Provided records -

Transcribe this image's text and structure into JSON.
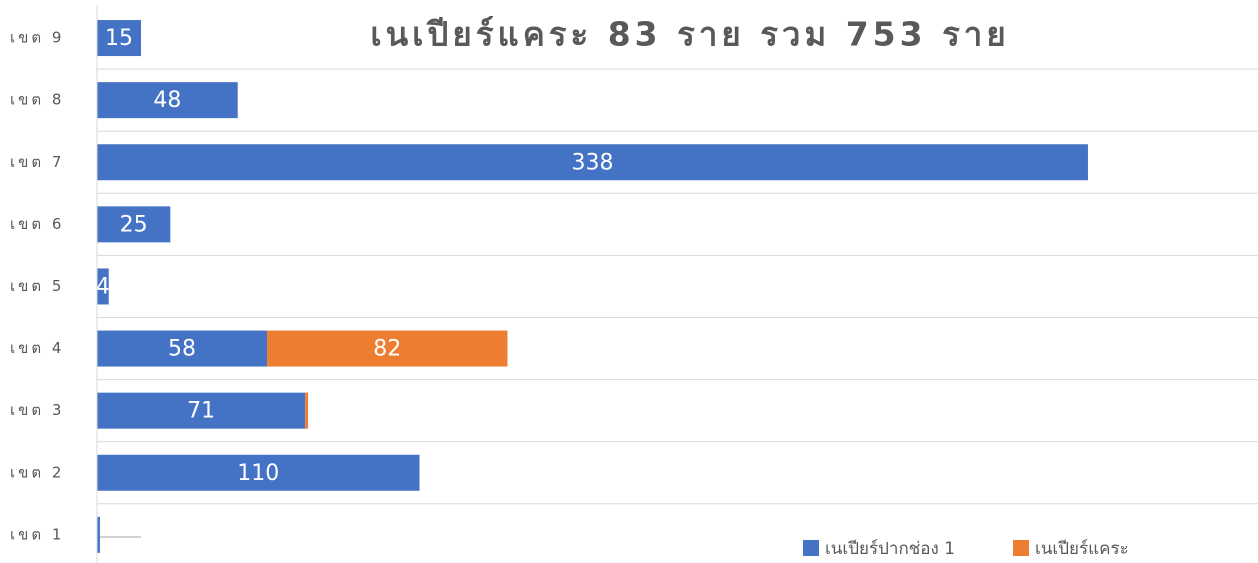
{
  "chart_data": {
    "type": "bar",
    "orientation": "horizontal",
    "stacked": true,
    "title": "เนเปียร์แคระ 83 ราย รวม 753 ราย",
    "categories": [
      "เขต 1",
      "เขต 2",
      "เขต 3",
      "เขต 4",
      "เขต 5",
      "เขต 6",
      "เขต 7",
      "เขต 8",
      "เขต 9"
    ],
    "series": [
      {
        "name": "เนเปียร์ปากช่อง 1",
        "color": "#4472c4",
        "values": [
          1,
          110,
          71,
          58,
          4,
          25,
          338,
          48,
          15
        ]
      },
      {
        "name": "เนเปียร์แคระ",
        "color": "#ed7d31",
        "values": [
          null,
          null,
          1,
          82,
          null,
          null,
          null,
          null,
          null
        ]
      }
    ],
    "xlim": [
      0,
      396
    ],
    "legend": "bottom-right"
  }
}
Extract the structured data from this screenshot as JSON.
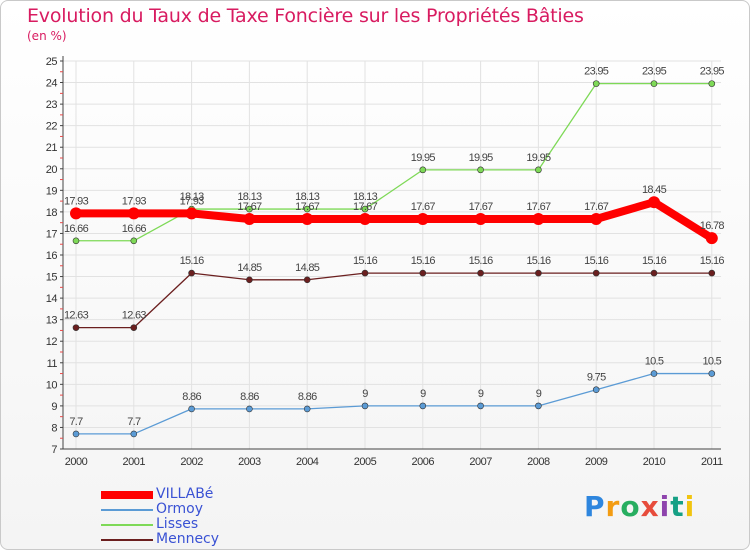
{
  "chart_data": {
    "type": "line",
    "title": "Evolution du Taux de Taxe Foncière sur les Propriétés Bâties",
    "ylabel": "(en %)",
    "xlabel": "",
    "ylim": [
      7,
      25
    ],
    "yticks": [
      "7",
      "8",
      "9",
      "10",
      "11",
      "12",
      "13",
      "14",
      "15",
      "16",
      "17",
      "18",
      "19",
      "20",
      "21",
      "22",
      "23",
      "24",
      "25"
    ],
    "categories": [
      "2000",
      "2001",
      "2002",
      "2003",
      "2004",
      "2005",
      "2006",
      "2007",
      "2008",
      "2009",
      "2010",
      "2011"
    ],
    "series": [
      {
        "name": "VILLABé",
        "color": "#ff0000",
        "values": [
          17.93,
          17.93,
          17.93,
          17.67,
          17.67,
          17.67,
          17.67,
          17.67,
          17.67,
          17.67,
          18.45,
          16.78
        ],
        "labels": [
          "17.93",
          "17.93",
          "17.93",
          "17.67",
          "17.67",
          "17.67",
          "17.67",
          "17.67",
          "17.67",
          "17.67",
          "18.45",
          "16.78"
        ]
      },
      {
        "name": "Ormoy",
        "color": "#5b9bd5",
        "values": [
          7.7,
          7.7,
          8.86,
          8.86,
          8.86,
          9,
          9,
          9,
          9,
          9.75,
          10.5,
          10.5
        ],
        "labels": [
          "7.7",
          "7.7",
          "8.86",
          "8.86",
          "8.86",
          "9",
          "9",
          "9",
          "9",
          "9.75",
          "10.5",
          "10.5"
        ]
      },
      {
        "name": "Lisses",
        "color": "#7ed957",
        "values": [
          16.66,
          16.66,
          18.13,
          18.13,
          18.13,
          18.13,
          19.95,
          19.95,
          19.95,
          23.95,
          23.95,
          23.95
        ],
        "labels": [
          "16.66",
          "16.66",
          "18.13",
          "18.13",
          "18.13",
          "18.13",
          "19.95",
          "19.95",
          "19.95",
          "23.95",
          "23.95",
          "23.95"
        ]
      },
      {
        "name": "Mennecy",
        "color": "#6b1f1f",
        "values": [
          12.63,
          12.63,
          15.16,
          14.85,
          14.85,
          15.16,
          15.16,
          15.16,
          15.16,
          15.16,
          15.16,
          15.16
        ],
        "labels": [
          "12.63",
          "12.63",
          "15.16",
          "14.85",
          "14.85",
          "15.16",
          "15.16",
          "15.16",
          "15.16",
          "15.16",
          "15.16",
          "15.16"
        ]
      }
    ]
  },
  "logo": {
    "text": "Proxiti",
    "letters": [
      "P",
      "r",
      "o",
      "x",
      "i",
      "t",
      "i"
    ]
  }
}
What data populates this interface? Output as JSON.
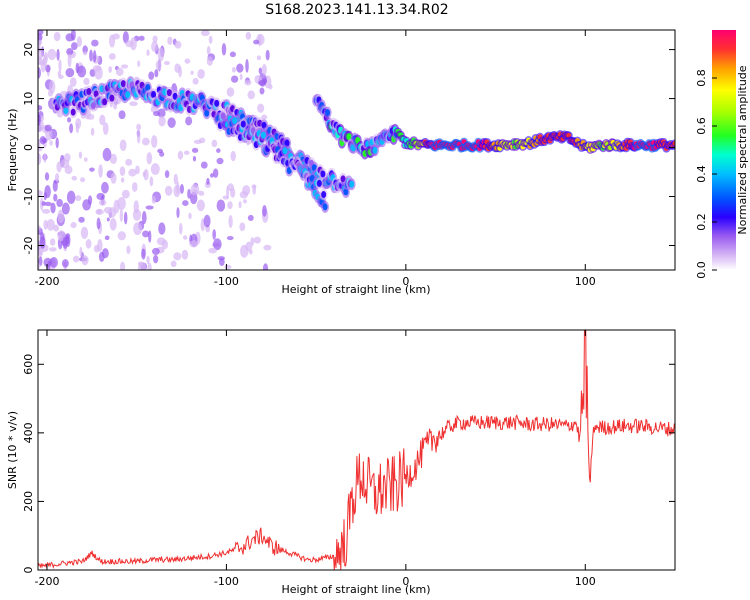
{
  "figure": {
    "title": "S168.2023.141.13.34.R02"
  },
  "chart_data": [
    {
      "type": "heatmap",
      "xlabel": "Height of straight line (km)",
      "ylabel": "Frequency (Hz)",
      "xlim": [
        -205,
        150
      ],
      "ylim": [
        -25,
        24
      ],
      "xticks": [
        -200,
        -100,
        0,
        100
      ],
      "yticks": [
        -20,
        -10,
        0,
        10,
        20
      ],
      "colorbar": {
        "label": "Normalized spectral amplitude",
        "range": [
          0,
          1
        ],
        "ticks": [
          0.0,
          0.2,
          0.4,
          0.6,
          0.8
        ],
        "colors": [
          "#ffffff",
          "#d7b8f5",
          "#9a5cf0",
          "#5a00e0",
          "#2a00ff",
          "#0055ff",
          "#00bfff",
          "#00ffd0",
          "#22ff22",
          "#aaff00",
          "#ffff00",
          "#ffa000",
          "#ff3030",
          "#ff0070"
        ]
      },
      "ridges": [
        {
          "name": "",
          "x": [
            -195,
            -185,
            -175,
            -165,
            -155,
            -145,
            -135,
            -125,
            -115,
            -105,
            -95,
            -85,
            -75,
            -65,
            -55,
            -45,
            -35,
            -30
          ],
          "y": [
            8,
            9,
            10,
            11,
            12,
            11,
            10.5,
            9.5,
            9,
            8,
            6,
            4,
            2,
            -1,
            -4,
            -6,
            -7,
            -9
          ]
        },
        {
          "name": "",
          "x": [
            -105,
            -95,
            -85,
            -75,
            -65,
            -55,
            -48,
            -45
          ],
          "y": [
            6,
            4,
            2,
            0,
            -3,
            -6,
            -9,
            -11
          ]
        },
        {
          "name": "",
          "x": [
            -50,
            -45,
            -40,
            -35,
            -30,
            -25,
            -20,
            -15,
            -10,
            -5,
            0,
            10,
            30,
            50,
            70,
            80,
            90,
            95,
            100,
            110,
            130,
            150
          ],
          "y": [
            10,
            7,
            4,
            2,
            1,
            0,
            0,
            0.5,
            2,
            3,
            1,
            0.5,
            0.5,
            0.5,
            1,
            2,
            2,
            1,
            0,
            0.5,
            0.5,
            0.5
          ]
        }
      ]
    },
    {
      "type": "line",
      "xlabel": "Height of straight line (km)",
      "ylabel": "SNR (10 * v/v)",
      "xlim": [
        -205,
        150
      ],
      "ylim": [
        0,
        700
      ],
      "xticks": [
        -200,
        -100,
        0,
        100
      ],
      "yticks": [
        0,
        200,
        400,
        600
      ],
      "color": "#f03030",
      "series": [
        {
          "x": [
            -205,
            -190,
            -180,
            -175,
            -170,
            -160,
            -150,
            -140,
            -130,
            -120,
            -110,
            -100,
            -95,
            -90,
            -85,
            -80,
            -75,
            -70,
            -65,
            -60,
            -55,
            -50,
            -45,
            -40,
            -35,
            -32,
            -30,
            -28,
            -25,
            -22,
            -20,
            -18,
            -15,
            -10,
            -5,
            0,
            5,
            10,
            15,
            20,
            25,
            30,
            40,
            50,
            60,
            70,
            80,
            90,
            95,
            98,
            100,
            102,
            105,
            110,
            120,
            130,
            140,
            150
          ],
          "y": [
            10,
            20,
            25,
            50,
            25,
            25,
            25,
            30,
            30,
            35,
            40,
            50,
            60,
            70,
            90,
            100,
            70,
            60,
            50,
            40,
            30,
            30,
            35,
            40,
            60,
            130,
            200,
            240,
            280,
            250,
            240,
            220,
            230,
            240,
            250,
            270,
            300,
            350,
            380,
            400,
            420,
            430,
            430,
            430,
            430,
            425,
            425,
            420,
            430,
            350,
            690,
            250,
            420,
            415,
            420,
            420,
            415,
            410
          ]
        }
      ]
    }
  ]
}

Problem -
Repeat the material above in full and exactly, omitting the pictures.

Expected answer -
Transcribe this image's text and structure into JSON.
{
  "chart_data": {
    "type": "bar",
    "orientation": "horizontal",
    "stacked": true,
    "title": "เนเปียร์แคระ 83 ราย รวม 753 ราย",
    "categories": [
      "เขต 1",
      "เขต 2",
      "เขต 3",
      "เขต 4",
      "เขต 5",
      "เขต 6",
      "เขต 7",
      "เขต 8",
      "เขต 9"
    ],
    "series": [
      {
        "name": "เนเปียร์ปากช่อง 1",
        "color": "#4472c4",
        "values": [
          1,
          110,
          71,
          58,
          4,
          25,
          338,
          48,
          15
        ]
      },
      {
        "name": "เนเปียร์แคระ",
        "color": "#ed7d31",
        "values": [
          null,
          null,
          1,
          82,
          null,
          null,
          null,
          null,
          null
        ]
      }
    ],
    "xlim": [
      0,
      396
    ],
    "legend": "bottom-right"
  }
}
Extract the structured data from this screenshot as JSON.
{
  "chart_data": {
    "type": "line",
    "title": "Evolution du Taux de Taxe Foncière sur les Propriétés Bâties",
    "ylabel": "(en %)",
    "xlabel": "",
    "ylim": [
      7,
      25
    ],
    "yticks": [
      "7",
      "8",
      "9",
      "10",
      "11",
      "12",
      "13",
      "14",
      "15",
      "16",
      "17",
      "18",
      "19",
      "20",
      "21",
      "22",
      "23",
      "24",
      "25"
    ],
    "categories": [
      "2000",
      "2001",
      "2002",
      "2003",
      "2004",
      "2005",
      "2006",
      "2007",
      "2008",
      "2009",
      "2010",
      "2011"
    ],
    "series": [
      {
        "name": "VILLABé",
        "color": "#ff0000",
        "values": [
          17.93,
          17.93,
          17.93,
          17.67,
          17.67,
          17.67,
          17.67,
          17.67,
          17.67,
          17.67,
          18.45,
          16.78
        ],
        "labels": [
          "17.93",
          "17.93",
          "17.93",
          "17.67",
          "17.67",
          "17.67",
          "17.67",
          "17.67",
          "17.67",
          "17.67",
          "18.45",
          "16.78"
        ]
      },
      {
        "name": "Ormoy",
        "color": "#5b9bd5",
        "values": [
          7.7,
          7.7,
          8.86,
          8.86,
          8.86,
          9,
          9,
          9,
          9,
          9.75,
          10.5,
          10.5
        ],
        "labels": [
          "7.7",
          "7.7",
          "8.86",
          "8.86",
          "8.86",
          "9",
          "9",
          "9",
          "9",
          "9.75",
          "10.5",
          "10.5"
        ]
      },
      {
        "name": "Lisses",
        "color": "#7ed957",
        "values": [
          16.66,
          16.66,
          18.13,
          18.13,
          18.13,
          18.13,
          19.95,
          19.95,
          19.95,
          23.95,
          23.95,
          23.95
        ],
        "labels": [
          "16.66",
          "16.66",
          "18.13",
          "18.13",
          "18.13",
          "18.13",
          "19.95",
          "19.95",
          "19.95",
          "23.95",
          "23.95",
          "23.95"
        ]
      },
      {
        "name": "Mennecy",
        "color": "#6b1f1f",
        "values": [
          12.63,
          12.63,
          15.16,
          14.85,
          14.85,
          15.16,
          15.16,
          15.16,
          15.16,
          15.16,
          15.16,
          15.16
        ],
        "labels": [
          "12.63",
          "12.63",
          "15.16",
          "14.85",
          "14.85",
          "15.16",
          "15.16",
          "15.16",
          "15.16",
          "15.16",
          "15.16",
          "15.16"
        ]
      }
    ]
  },
  "logo": {
    "text": "Proxiti",
    "letters": [
      "P",
      "r",
      "o",
      "x",
      "i",
      "t",
      "i"
    ]
  }
}
What data populates this interface? Output as JSON.
{
  "figure": {
    "title": "S168.2023.141.13.34.R02"
  },
  "chart_data": [
    {
      "type": "heatmap",
      "xlabel": "Height of straight line (km)",
      "ylabel": "Frequency (Hz)",
      "xlim": [
        -205,
        150
      ],
      "ylim": [
        -25,
        24
      ],
      "xticks": [
        -200,
        -100,
        0,
        100
      ],
      "yticks": [
        -20,
        -10,
        0,
        10,
        20
      ],
      "colorbar": {
        "label": "Normalized spectral amplitude",
        "range": [
          0,
          1
        ],
        "ticks": [
          0.0,
          0.2,
          0.4,
          0.6,
          0.8
        ],
        "colors": [
          "#ffffff",
          "#d7b8f5",
          "#9a5cf0",
          "#5a00e0",
          "#2a00ff",
          "#0055ff",
          "#00bfff",
          "#00ffd0",
          "#22ff22",
          "#aaff00",
          "#ffff00",
          "#ffa000",
          "#ff3030",
          "#ff0070"
        ]
      },
      "ridges": [
        {
          "name": "",
          "x": [
            -195,
            -185,
            -175,
            -165,
            -155,
            -145,
            -135,
            -125,
            -115,
            -105,
            -95,
            -85,
            -75,
            -65,
            -55,
            -45,
            -35,
            -30
          ],
          "y": [
            8,
            9,
            10,
            11,
            12,
            11,
            10.5,
            9.5,
            9,
            8,
            6,
            4,
            2,
            -1,
            -4,
            -6,
            -7,
            -9
          ]
        },
        {
          "name": "",
          "x": [
            -105,
            -95,
            -85,
            -75,
            -65,
            -55,
            -48,
            -45
          ],
          "y": [
            6,
            4,
            2,
            0,
            -3,
            -6,
            -9,
            -11
          ]
        },
        {
          "name": "",
          "x": [
            -50,
            -45,
            -40,
            -35,
            -30,
            -25,
            -20,
            -15,
            -10,
            -5,
            0,
            10,
            30,
            50,
            70,
            80,
            90,
            95,
            100,
            110,
            130,
            150
          ],
          "y": [
            10,
            7,
            4,
            2,
            1,
            0,
            0,
            0.5,
            2,
            3,
            1,
            0.5,
            0.5,
            0.5,
            1,
            2,
            2,
            1,
            0,
            0.5,
            0.5,
            0.5
          ]
        }
      ]
    },
    {
      "type": "line",
      "xlabel": "Height of straight line (km)",
      "ylabel": "SNR (10 * v/v)",
      "xlim": [
        -205,
        150
      ],
      "ylim": [
        0,
        700
      ],
      "xticks": [
        -200,
        -100,
        0,
        100
      ],
      "yticks": [
        0,
        200,
        400,
        600
      ],
      "color": "#f03030",
      "series": [
        {
          "x": [
            -205,
            -190,
            -180,
            -175,
            -170,
            -160,
            -150,
            -140,
            -130,
            -120,
            -110,
            -100,
            -95,
            -90,
            -85,
            -80,
            -75,
            -70,
            -65,
            -60,
            -55,
            -50,
            -45,
            -40,
            -35,
            -32,
            -30,
            -28,
            -25,
            -22,
            -20,
            -18,
            -15,
            -10,
            -5,
            0,
            5,
            10,
            15,
            20,
            25,
            30,
            40,
            50,
            60,
            70,
            80,
            90,
            95,
            98,
            100,
            102,
            105,
            110,
            120,
            130,
            140,
            150
          ],
          "y": [
            10,
            20,
            25,
            50,
            25,
            25,
            25,
            30,
            30,
            35,
            40,
            50,
            60,
            70,
            90,
            100,
            70,
            60,
            50,
            40,
            30,
            30,
            35,
            40,
            60,
            130,
            200,
            240,
            280,
            250,
            240,
            220,
            230,
            240,
            250,
            270,
            300,
            350,
            380,
            400,
            420,
            430,
            430,
            430,
            430,
            425,
            425,
            420,
            430,
            350,
            690,
            250,
            420,
            415,
            420,
            420,
            415,
            410
          ]
        }
      ]
    }
  ]
}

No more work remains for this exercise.